- [DATA TO USE]
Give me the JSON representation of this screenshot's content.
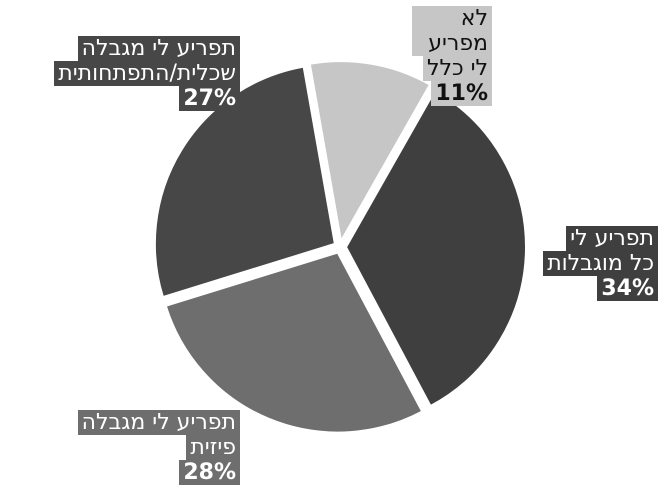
{
  "chart_data": {
    "type": "pie",
    "slices": [
      {
        "label_lines": [
          "לא מפריע",
          "לי כלל"
        ],
        "value": 11,
        "value_label": "11%",
        "color": "#c6c6c6"
      },
      {
        "label_lines": [
          "תפריע לי",
          "כל מוגבלות"
        ],
        "value": 34,
        "value_label": "34%",
        "color": "#3f3f3f"
      },
      {
        "label_lines": [
          "תפריע לי מגבלה",
          "פיזית"
        ],
        "value": 28,
        "value_label": "28%",
        "color": "#6e6e6e"
      },
      {
        "label_lines": [
          "תפריע לי מגבלה",
          "שכלית/התפתחותית"
        ],
        "value": 27,
        "value_label": "27%",
        "color": "#474747"
      }
    ]
  }
}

- [TASK REQUIREMENTS]
Determine how many lines in the listing above hold the string "color", then write only the number.

- [ANSWER TO THE PROBLEM]
4